Required work:
Find how many lines of the listing include the string "giving", and report only that figure.
===============
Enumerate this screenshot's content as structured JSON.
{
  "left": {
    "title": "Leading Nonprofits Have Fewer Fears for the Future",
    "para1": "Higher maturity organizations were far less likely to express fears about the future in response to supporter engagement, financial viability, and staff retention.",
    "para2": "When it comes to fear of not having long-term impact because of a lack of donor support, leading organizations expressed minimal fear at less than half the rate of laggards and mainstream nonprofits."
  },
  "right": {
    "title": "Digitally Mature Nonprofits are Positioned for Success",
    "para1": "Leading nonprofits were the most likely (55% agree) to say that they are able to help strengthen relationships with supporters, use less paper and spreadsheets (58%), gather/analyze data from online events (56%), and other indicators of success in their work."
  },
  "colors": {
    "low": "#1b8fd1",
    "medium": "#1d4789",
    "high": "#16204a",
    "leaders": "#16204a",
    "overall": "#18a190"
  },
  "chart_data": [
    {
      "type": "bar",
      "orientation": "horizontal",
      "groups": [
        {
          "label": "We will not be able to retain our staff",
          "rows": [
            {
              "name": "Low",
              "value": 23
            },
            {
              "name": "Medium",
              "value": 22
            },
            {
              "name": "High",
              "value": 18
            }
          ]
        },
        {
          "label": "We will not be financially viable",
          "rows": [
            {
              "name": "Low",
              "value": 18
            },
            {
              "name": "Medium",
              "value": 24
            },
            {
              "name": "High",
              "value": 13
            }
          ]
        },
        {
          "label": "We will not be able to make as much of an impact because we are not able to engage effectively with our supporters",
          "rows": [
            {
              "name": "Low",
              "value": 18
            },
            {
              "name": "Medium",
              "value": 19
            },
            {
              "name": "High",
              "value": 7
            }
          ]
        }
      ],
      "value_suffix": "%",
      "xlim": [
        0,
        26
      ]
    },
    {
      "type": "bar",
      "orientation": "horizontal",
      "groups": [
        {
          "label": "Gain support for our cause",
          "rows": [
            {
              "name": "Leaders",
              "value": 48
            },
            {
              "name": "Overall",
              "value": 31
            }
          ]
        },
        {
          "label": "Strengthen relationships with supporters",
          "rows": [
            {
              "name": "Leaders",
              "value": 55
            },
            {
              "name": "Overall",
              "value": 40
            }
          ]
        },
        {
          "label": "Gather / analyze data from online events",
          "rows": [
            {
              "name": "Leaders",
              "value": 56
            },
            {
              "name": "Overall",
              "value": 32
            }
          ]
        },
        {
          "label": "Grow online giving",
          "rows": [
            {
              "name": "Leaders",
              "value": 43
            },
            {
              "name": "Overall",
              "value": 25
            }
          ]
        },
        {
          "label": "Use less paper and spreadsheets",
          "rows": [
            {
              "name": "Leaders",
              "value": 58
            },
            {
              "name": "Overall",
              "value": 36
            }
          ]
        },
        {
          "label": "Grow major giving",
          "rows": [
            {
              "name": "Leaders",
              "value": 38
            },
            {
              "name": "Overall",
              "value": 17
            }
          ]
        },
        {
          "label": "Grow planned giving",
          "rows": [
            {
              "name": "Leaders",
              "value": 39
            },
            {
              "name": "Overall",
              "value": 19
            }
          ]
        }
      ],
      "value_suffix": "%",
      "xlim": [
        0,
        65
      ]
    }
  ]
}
===============
Response:
3